» What is needed
Would you transcribe the listing that follows, character for character, and omit its images?

[Collected data]
- - - - - - -

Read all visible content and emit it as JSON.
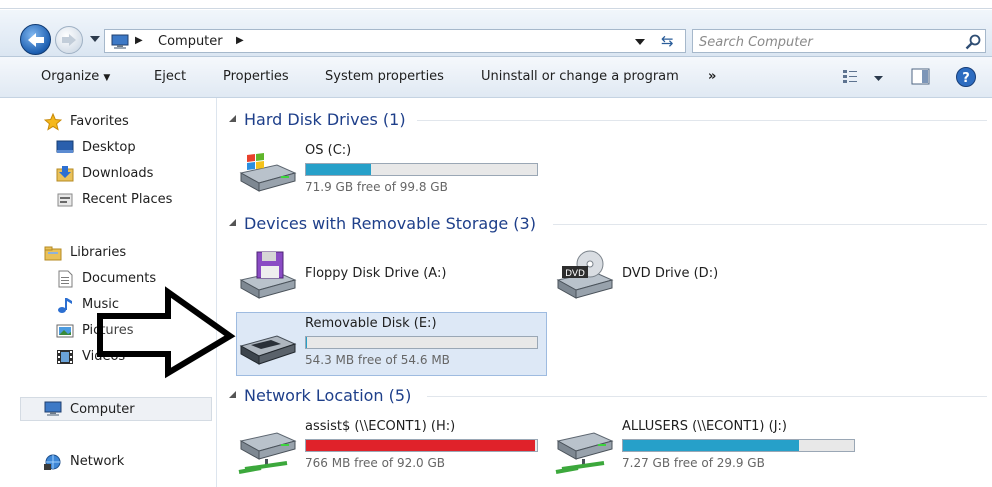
{
  "address": {
    "crumb": "Computer",
    "search_placeholder": "Search Computer"
  },
  "toolbar": {
    "organize": "Organize",
    "eject": "Eject",
    "properties": "Properties",
    "system_properties": "System properties",
    "uninstall": "Uninstall or change a program",
    "more": "»"
  },
  "nav": {
    "favorites": "Favorites",
    "desktop": "Desktop",
    "downloads": "Downloads",
    "recent_places": "Recent Places",
    "libraries": "Libraries",
    "documents": "Documents",
    "music": "Music",
    "pictures": "Pictures",
    "videos": "Videos",
    "computer": "Computer",
    "network": "Network"
  },
  "groups": {
    "hard_disk": "Hard Disk Drives (1)",
    "removable": "Devices with Removable Storage (3)",
    "network": "Network Location (5)"
  },
  "drives": {
    "os": {
      "name": "OS (C:)",
      "free": "71.9 GB free of 99.8 GB",
      "used_fraction": 0.28
    },
    "floppy": {
      "name": "Floppy Disk Drive (A:)"
    },
    "dvd": {
      "name": "DVD Drive (D:)",
      "badge": "DVD"
    },
    "removable": {
      "name": "Removable Disk (E:)",
      "free": "54.3 MB free of 54.6 MB",
      "used_fraction": 0.005
    },
    "assist": {
      "name": "assist$ (\\\\ECONT1) (H:)",
      "free": "766 MB free of 92.0 GB",
      "used_fraction": 0.99
    },
    "allusers": {
      "name": "ALLUSERS (\\\\ECONT1) (J:)",
      "free": "7.27 GB free of 29.9 GB",
      "used_fraction": 0.76
    }
  },
  "colors": {
    "bar_normal": "#26a0c9",
    "bar_full": "#e0222a",
    "group_title": "#1e3f8a",
    "selection": "#dde8f6"
  }
}
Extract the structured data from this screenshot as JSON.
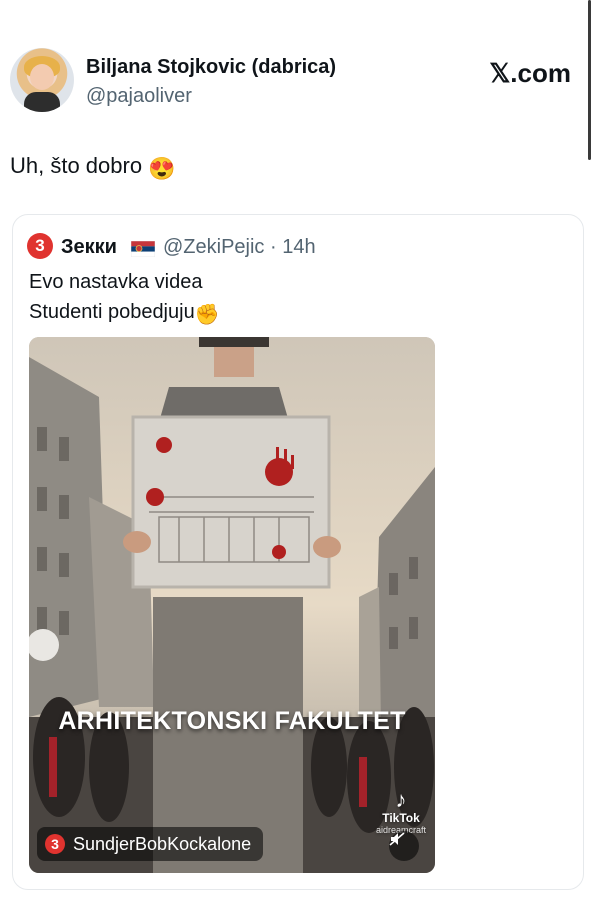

- - - - - - -

» Written answer
Read all visible content and emit it as JSON.
{
  "address": {
    "crumb": "Computer",
    "search_placeholder": "Search Computer"
  },
  "toolbar": {
    "organize": "Organize",
    "eject": "Eject",
    "properties": "Properties",
    "system_properties": "System properties",
    "uninstall": "Uninstall or change a program",
    "more": "»"
  },
  "nav": {
    "favorites": "Favorites",
    "desktop": "Desktop",
    "downloads": "Downloads",
    "recent_places": "Recent Places",
    "libraries": "Libraries",
    "documents": "Documents",
    "music": "Music",
    "pictures": "Pictures",
    "videos": "Videos",
    "computer": "Computer",
    "network": "Network"
  },
  "groups": {
    "hard_disk": "Hard Disk Drives (1)",
    "removable": "Devices with Removable Storage (3)",
    "network": "Network Location (5)"
  },
  "drives": {
    "os": {
      "name": "OS (C:)",
      "free": "71.9 GB free of 99.8 GB",
      "used_fraction": 0.28
    },
    "floppy": {
      "name": "Floppy Disk Drive (A:)"
    },
    "dvd": {
      "name": "DVD Drive (D:)",
      "badge": "DVD"
    },
    "removable": {
      "name": "Removable Disk (E:)",
      "free": "54.3 MB free of 54.6 MB",
      "used_fraction": 0.005
    },
    "assist": {
      "name": "assist$ (\\\\ECONT1) (H:)",
      "free": "766 MB free of 92.0 GB",
      "used_fraction": 0.99
    },
    "allusers": {
      "name": "ALLUSERS (\\\\ECONT1) (J:)",
      "free": "7.27 GB free of 29.9 GB",
      "used_fraction": 0.76
    }
  },
  "colors": {
    "bar_normal": "#26a0c9",
    "bar_full": "#e0222a",
    "group_title": "#1e3f8a",
    "selection": "#dde8f6"
  }
}
Extract the structured data from this screenshot as JSON.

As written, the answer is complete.